▶ **Task to complete**: Reproduce all of the data word for word.

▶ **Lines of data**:

------------------------------

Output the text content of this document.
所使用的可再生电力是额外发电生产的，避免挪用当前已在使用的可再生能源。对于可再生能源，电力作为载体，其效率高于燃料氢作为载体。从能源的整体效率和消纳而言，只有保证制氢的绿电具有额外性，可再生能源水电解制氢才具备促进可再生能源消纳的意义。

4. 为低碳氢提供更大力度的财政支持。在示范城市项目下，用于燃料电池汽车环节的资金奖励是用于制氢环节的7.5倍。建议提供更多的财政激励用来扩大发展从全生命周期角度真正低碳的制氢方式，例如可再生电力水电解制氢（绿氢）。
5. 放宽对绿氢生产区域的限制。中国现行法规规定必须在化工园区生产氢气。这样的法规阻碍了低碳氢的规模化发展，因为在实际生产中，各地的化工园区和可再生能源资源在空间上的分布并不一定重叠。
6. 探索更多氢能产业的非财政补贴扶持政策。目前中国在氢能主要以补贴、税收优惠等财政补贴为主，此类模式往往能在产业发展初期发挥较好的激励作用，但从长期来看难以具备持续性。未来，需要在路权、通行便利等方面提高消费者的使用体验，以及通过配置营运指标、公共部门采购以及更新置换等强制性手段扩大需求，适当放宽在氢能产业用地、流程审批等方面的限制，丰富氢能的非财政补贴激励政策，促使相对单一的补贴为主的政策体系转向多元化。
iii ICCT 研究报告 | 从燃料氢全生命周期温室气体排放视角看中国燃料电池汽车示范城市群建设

------------------------------

▶ **Result of this task**:
Output the text content of this document.
所使用的可再生电力是额外发电生产的，避免挪用当前已在使用的可再生能源。对于可再生能源，电力作为载体，其效率高于燃料氢作为载体。从能源的整体效率和消纳而言，只有保证制氢的绿电具有额外性，可再生能源水电解制氢才具备促进可再生能源消纳的意义。

4. 为低碳氢提供更大力度的财政支持。在示范城市项目下，用于燃料电池汽车环节的资金奖励是用于制氢环节的7.5倍。建议提供更多的财政激励用来扩大发展从全生命周期角度真正低碳的制氢方式，例如可再生电力水电解制氢（绿氢）。
5. 放宽对绿氢生产区域的限制。中国现行法规规定必须在化工园区生产氢气。这样的法规阻碍了低碳氢的规模化发展，因为在实际生产中，各地的化工园区和可再生能源资源在空间上的分布并不一定重叠。
6. 探索更多氢能产业的非财政补贴扶持政策。目前中国在氢能主要以补贴、税收优惠等财政补贴为主，此类模式往往能在产业发展初期发挥较好的激励作用，但从长期来看难以具备持续性。未来，需要在路权、通行便利等方面提高消费者的使用体验，以及通过配置营运指标、公共部门采购以及更新置换等强制性手段扩大需求，适当放宽在氢能产业用地、流程审批等方面的限制，丰富氢能的非财政补贴激励政策，促使相对单一的补贴为主的政策体系转向多元化。
iii ICCT 研究报告 | 从燃料氢全生命周期温室气体排放视角看中国燃料电池汽车示范城市群建设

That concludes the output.